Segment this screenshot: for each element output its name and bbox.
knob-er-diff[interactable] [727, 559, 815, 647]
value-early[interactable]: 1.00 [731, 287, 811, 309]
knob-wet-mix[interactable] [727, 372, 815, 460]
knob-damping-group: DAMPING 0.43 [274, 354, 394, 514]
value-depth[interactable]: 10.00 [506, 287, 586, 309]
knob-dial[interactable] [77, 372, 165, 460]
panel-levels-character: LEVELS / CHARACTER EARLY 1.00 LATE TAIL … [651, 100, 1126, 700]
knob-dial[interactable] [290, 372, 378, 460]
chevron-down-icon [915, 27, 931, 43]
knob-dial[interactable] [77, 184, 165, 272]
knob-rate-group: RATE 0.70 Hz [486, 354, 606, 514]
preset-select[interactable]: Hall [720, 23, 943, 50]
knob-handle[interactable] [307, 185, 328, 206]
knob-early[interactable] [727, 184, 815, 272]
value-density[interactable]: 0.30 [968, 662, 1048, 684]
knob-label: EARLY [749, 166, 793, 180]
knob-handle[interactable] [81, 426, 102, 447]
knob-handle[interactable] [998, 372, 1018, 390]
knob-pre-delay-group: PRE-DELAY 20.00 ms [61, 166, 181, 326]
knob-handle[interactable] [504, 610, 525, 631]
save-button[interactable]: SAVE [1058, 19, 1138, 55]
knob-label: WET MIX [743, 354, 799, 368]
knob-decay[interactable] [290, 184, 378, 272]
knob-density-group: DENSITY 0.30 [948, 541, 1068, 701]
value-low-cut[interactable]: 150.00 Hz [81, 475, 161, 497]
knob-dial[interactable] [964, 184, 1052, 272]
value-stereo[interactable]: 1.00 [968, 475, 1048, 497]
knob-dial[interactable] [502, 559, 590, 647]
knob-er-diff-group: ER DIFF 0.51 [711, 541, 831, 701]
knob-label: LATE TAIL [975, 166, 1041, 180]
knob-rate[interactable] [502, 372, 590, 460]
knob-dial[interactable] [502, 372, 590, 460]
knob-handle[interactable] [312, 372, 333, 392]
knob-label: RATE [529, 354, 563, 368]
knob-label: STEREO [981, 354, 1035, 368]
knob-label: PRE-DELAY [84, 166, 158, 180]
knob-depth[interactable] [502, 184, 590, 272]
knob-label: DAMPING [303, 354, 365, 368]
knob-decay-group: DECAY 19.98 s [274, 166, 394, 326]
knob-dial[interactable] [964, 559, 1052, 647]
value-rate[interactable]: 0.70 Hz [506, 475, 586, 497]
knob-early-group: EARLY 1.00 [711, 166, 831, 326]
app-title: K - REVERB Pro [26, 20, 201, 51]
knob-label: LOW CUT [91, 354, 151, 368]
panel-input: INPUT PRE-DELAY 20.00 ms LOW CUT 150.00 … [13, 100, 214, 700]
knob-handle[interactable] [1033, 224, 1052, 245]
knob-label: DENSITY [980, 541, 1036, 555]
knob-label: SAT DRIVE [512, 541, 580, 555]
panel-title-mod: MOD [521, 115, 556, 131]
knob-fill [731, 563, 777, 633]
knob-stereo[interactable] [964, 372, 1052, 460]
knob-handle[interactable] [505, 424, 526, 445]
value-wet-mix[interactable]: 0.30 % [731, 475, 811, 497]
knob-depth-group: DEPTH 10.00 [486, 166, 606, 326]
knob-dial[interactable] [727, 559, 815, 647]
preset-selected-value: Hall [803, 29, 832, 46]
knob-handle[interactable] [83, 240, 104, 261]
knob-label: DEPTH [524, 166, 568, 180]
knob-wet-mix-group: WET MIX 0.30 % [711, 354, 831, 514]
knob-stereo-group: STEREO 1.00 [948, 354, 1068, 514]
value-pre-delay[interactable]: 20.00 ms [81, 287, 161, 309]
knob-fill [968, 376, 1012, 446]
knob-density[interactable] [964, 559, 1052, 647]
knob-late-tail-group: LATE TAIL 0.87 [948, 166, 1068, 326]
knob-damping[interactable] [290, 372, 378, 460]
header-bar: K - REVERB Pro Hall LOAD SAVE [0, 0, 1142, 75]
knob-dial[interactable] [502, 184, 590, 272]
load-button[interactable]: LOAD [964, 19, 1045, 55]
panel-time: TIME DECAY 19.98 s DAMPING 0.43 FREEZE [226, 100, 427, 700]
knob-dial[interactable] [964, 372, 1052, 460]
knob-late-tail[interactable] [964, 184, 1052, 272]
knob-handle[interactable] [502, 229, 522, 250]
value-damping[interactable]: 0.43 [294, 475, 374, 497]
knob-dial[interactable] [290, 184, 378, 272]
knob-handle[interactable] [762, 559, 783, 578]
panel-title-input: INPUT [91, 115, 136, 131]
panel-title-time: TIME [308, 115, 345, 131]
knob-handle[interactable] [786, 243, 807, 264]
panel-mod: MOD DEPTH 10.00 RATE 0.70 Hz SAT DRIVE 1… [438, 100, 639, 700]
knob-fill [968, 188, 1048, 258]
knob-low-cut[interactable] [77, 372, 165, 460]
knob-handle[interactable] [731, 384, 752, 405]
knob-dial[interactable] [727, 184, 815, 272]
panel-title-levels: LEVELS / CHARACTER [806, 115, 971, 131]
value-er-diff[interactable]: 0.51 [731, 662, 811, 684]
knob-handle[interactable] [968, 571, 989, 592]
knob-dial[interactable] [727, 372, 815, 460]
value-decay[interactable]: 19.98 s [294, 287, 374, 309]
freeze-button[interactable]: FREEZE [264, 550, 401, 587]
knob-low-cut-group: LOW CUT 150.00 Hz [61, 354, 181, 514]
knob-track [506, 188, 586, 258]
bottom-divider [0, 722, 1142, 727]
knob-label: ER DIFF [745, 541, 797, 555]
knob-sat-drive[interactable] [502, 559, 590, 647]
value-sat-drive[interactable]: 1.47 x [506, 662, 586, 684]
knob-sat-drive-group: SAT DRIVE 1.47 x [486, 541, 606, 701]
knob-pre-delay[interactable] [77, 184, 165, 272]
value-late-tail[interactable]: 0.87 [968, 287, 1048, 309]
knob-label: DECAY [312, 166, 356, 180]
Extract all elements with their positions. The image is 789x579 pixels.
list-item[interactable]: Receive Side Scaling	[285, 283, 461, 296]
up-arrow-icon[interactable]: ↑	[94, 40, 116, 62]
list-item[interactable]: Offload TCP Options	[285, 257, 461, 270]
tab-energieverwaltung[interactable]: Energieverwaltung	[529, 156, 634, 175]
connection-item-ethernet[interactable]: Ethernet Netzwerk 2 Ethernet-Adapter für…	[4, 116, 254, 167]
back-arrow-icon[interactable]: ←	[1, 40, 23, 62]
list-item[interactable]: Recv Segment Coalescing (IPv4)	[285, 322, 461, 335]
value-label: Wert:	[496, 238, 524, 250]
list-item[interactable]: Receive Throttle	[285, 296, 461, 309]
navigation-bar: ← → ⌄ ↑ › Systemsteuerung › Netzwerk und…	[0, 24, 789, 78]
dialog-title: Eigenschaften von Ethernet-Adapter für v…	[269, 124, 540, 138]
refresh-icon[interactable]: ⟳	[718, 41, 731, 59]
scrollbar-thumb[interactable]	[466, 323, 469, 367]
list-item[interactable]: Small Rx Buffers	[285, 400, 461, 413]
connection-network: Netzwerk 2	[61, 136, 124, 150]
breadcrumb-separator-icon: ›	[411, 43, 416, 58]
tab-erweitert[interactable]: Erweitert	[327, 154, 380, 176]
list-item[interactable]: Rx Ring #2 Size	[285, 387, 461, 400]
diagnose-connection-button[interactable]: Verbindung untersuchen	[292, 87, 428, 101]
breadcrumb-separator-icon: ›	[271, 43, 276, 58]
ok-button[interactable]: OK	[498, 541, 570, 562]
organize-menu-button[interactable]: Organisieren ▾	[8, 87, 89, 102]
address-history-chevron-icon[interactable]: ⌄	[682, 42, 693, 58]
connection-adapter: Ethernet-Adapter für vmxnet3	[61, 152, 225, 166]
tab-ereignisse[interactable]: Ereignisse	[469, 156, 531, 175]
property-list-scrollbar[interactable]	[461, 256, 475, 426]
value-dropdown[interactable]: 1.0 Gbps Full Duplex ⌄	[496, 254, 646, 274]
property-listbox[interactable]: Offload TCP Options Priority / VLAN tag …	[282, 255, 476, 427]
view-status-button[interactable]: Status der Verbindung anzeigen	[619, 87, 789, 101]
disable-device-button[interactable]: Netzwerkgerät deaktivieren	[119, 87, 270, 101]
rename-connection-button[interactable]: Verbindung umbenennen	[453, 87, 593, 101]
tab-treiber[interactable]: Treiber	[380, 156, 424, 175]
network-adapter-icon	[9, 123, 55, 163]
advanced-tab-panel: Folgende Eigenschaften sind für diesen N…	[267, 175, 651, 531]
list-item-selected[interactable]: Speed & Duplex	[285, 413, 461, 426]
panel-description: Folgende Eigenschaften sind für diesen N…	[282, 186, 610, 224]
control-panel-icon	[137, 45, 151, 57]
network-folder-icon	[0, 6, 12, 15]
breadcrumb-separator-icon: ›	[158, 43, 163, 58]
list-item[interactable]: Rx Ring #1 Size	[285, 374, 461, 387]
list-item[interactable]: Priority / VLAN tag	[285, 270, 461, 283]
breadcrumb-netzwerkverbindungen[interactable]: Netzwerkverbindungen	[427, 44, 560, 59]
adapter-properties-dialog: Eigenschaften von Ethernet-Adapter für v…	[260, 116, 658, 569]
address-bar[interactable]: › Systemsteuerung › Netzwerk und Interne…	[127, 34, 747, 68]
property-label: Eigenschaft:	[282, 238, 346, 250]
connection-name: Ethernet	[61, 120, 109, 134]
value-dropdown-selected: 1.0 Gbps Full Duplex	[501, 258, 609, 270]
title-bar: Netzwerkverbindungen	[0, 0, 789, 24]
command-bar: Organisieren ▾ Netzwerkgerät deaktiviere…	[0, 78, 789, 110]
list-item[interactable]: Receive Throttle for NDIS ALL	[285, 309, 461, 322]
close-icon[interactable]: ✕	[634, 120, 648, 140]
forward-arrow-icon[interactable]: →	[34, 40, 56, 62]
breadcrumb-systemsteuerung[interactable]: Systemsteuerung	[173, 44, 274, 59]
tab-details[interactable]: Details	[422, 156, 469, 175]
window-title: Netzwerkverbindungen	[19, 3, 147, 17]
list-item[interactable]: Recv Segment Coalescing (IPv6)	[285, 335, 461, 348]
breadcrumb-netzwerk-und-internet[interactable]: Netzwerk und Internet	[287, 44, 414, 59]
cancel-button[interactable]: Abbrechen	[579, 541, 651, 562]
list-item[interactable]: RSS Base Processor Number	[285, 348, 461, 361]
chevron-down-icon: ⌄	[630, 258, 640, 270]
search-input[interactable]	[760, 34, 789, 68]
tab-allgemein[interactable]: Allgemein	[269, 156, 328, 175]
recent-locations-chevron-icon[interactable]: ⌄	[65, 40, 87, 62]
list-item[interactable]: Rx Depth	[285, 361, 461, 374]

---

- _What to work on_
Please pull out every line of the rows above that holds the string "FREEZE".

- _Solved exercise_
panel-time: TIME DECAY 19.98 s DAMPING 0.43 FREEZE [226, 100, 427, 700]
freeze-button[interactable]: FREEZE [264, 550, 401, 587]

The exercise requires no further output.